Textauszug
Der aktuelle Eintrag im der deutschen „Wikipedia“ versteht unter „Gutmensch“ eine „Bezeichnung, die häufig als ironisch oder verachtend gemeinte Verunglimpfung von Einzelpersonen, Gruppen oder Milieus (‚Gutmenschentum‘) genutzt wird. Ihnen wird aus Sicht der Wortverwender ein übertriebener, äußere Anerkennung heischender Wunsch des ‚Gut-sein‘-Wollens in Verbindung mit einem moralisierenden und missionierenden Verhalten und einer dogmatischen, absoluten, andere Ansichten nicht zulassenden Vorstellung des Guten unterstellt. In der politischen Rhetorik wird ‚Gutmensch‘ als Kampfbegriff verwendet.“
Nach dieser Quelle entstand „Gutmensch“ als eine „Witzelei“ der 1989er-Generation, die damit die 1968er verspotten wollten. In seinem damaligen Kommentar zur Wahl von „Gutmensch“ zum Unwort des Jahres 2015 schrieb Jürgen Kaube, der heutige Mitherausgeber der FAZ, dass damit der deutsche „Provinzialismus“ kritisiert werden sollte und zugleich das „religiöse Eiapopeia von Kirchentagen“, die „Pädagogisierung des Geistes an den Universitäten“ und die „Phrasen von Kapitalismuskritikern“ angeprangert werden sollte.
Heißt das nun für uns, dass wir davon absehen sollen, ein guter Mensch sein zu wollen? Nein, das wird und darf es nicht dürfen! Wir wollen auch weiterhin versuchen, gute Menschen zu werden und zu sein. Und wir wollen uns weiterhin darum bemühen, die Menschen, für die wir als Erziehungsberechtigte Verantwortung tragen, ebenfalls zu guten Menschen zu machen.

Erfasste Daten
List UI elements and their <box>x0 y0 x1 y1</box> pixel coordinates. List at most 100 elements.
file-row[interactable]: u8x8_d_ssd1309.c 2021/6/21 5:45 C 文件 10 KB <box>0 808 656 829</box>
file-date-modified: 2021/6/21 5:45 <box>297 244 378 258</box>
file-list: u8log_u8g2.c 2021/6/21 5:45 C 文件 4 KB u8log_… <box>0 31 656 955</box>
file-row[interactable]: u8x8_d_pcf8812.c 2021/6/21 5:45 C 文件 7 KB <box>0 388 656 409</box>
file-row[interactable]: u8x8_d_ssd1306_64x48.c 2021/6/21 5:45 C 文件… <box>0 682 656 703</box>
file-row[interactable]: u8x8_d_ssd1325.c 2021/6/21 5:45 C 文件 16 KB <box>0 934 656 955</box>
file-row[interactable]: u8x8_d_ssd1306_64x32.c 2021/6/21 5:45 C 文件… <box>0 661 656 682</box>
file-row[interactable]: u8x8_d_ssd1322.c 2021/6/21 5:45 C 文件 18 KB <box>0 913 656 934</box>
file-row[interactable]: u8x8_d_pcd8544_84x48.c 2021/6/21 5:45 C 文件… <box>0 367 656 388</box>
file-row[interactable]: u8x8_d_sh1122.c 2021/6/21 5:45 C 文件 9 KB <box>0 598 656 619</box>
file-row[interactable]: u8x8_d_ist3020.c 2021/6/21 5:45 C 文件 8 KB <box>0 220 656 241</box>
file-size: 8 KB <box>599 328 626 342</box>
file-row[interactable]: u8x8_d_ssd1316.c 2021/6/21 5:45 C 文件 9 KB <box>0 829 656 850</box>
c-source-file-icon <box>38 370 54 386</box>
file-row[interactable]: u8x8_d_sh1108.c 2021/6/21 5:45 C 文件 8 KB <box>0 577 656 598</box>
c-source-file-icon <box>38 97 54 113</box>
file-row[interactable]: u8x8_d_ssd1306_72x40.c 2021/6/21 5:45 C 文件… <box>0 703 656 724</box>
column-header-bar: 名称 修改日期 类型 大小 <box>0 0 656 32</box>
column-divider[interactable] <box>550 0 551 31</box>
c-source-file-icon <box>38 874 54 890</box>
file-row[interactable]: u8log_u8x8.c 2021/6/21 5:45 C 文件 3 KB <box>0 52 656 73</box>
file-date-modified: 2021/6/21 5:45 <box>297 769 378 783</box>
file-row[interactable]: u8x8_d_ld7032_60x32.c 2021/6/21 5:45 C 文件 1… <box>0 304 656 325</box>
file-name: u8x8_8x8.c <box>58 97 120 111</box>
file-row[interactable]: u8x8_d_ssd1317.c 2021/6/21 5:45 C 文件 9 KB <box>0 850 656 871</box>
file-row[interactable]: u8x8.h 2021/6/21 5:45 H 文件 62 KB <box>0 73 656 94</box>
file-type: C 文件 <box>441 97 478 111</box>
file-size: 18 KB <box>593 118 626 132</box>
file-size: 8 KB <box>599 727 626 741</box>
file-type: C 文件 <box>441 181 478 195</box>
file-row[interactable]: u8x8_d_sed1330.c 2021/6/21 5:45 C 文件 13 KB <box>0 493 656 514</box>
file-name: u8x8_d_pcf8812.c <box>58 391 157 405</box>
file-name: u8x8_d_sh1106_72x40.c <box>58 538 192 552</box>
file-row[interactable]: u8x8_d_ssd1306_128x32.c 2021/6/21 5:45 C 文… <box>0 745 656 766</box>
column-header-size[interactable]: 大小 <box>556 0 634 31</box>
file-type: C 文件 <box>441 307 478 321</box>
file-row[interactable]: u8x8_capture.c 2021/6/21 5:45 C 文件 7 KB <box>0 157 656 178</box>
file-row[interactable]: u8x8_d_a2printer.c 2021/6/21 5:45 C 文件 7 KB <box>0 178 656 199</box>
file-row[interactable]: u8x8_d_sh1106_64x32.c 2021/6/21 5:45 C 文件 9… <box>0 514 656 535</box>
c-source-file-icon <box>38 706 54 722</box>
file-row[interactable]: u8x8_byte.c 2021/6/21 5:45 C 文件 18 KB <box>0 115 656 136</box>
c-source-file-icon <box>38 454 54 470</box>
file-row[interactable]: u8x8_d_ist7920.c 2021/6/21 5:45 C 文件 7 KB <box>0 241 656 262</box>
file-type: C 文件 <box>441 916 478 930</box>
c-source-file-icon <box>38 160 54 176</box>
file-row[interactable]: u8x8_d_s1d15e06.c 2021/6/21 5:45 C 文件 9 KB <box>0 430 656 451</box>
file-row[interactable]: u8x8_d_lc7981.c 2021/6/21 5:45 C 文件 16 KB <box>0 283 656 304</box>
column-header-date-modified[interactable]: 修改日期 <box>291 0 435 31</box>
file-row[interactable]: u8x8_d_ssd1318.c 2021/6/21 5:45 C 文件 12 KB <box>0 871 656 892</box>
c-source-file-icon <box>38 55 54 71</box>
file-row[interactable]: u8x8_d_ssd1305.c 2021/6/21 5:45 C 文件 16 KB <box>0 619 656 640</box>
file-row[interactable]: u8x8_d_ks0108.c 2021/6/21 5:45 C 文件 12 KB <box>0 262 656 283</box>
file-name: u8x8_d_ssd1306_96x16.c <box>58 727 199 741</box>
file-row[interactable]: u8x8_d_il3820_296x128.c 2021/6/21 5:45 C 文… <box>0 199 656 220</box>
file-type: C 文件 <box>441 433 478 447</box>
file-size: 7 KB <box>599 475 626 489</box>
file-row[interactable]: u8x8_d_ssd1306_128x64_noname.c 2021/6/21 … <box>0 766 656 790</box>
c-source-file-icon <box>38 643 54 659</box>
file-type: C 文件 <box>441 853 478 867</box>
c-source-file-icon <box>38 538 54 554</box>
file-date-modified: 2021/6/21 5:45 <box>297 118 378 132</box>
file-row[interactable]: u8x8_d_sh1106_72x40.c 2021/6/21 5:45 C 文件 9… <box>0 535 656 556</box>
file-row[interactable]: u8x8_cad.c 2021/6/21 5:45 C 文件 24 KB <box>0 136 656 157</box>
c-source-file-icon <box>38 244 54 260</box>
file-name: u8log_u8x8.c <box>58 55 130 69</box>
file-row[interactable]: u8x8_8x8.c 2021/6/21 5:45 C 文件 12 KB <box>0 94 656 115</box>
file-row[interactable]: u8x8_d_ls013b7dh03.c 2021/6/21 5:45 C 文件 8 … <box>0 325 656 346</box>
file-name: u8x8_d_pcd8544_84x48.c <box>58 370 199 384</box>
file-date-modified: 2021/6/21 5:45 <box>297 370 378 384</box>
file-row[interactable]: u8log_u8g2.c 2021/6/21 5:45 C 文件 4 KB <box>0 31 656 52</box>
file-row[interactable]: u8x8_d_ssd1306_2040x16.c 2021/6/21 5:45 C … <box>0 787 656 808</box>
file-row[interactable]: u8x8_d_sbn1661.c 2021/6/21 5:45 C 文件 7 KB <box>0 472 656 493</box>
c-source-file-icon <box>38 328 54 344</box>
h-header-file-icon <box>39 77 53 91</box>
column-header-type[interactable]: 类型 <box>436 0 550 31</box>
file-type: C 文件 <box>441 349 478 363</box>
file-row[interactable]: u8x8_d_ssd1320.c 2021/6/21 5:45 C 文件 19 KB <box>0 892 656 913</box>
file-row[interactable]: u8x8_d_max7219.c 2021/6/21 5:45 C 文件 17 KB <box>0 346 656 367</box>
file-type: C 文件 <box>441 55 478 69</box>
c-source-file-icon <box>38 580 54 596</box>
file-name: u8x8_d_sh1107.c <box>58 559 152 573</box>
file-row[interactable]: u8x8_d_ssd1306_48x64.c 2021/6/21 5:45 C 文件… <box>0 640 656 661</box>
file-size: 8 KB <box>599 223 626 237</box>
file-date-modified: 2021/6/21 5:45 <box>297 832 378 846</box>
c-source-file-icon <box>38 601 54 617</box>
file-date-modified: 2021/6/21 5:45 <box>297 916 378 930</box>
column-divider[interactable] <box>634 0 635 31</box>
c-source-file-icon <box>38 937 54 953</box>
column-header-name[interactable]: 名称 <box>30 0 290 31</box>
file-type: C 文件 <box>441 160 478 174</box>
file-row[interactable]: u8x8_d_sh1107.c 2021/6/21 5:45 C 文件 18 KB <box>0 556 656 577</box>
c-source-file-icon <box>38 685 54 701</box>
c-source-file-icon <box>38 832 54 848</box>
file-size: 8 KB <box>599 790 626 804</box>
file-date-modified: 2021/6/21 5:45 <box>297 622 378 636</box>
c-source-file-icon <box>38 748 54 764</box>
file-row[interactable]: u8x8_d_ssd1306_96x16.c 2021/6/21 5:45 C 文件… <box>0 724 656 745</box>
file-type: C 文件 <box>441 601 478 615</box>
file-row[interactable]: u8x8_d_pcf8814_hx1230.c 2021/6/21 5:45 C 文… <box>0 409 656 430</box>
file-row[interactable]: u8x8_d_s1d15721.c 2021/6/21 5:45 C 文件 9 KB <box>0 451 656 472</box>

Ihre Aufgaben
- 1) Übersetzen Sie den folgenden Satz aus dem Textauszug zum Begriff „Gutmensch“ ins Englische: „Wir wollen auch weiterhin versuchen, gute Menschen zu werden und zu sein.“
- 2) Entnehmen Sie dem Textauszug zum Begriff „Gutmensch“ den Wortlaut zwischen „Heißt das nun“ und „Menschen zu machen.“, beide eingeschlossen.

Antworten je Aufgabe
- 1) We want to continue trying to become and to be good people.

- 2)
Heißt das nun für uns, dass wir davon absehen sollen, ein guter Mensch sein zu wollen? Nein, das wird und darf es nicht dürfen! Wir wollen auch weiterhin versuchen, gute Menschen zu werden und zu sein. Und wir wollen uns weiterhin darum bemühen, die Menschen, für die wir als Erziehungsberechtigte Verantwortung tragen, ebenfalls zu guten Menschen zu machen.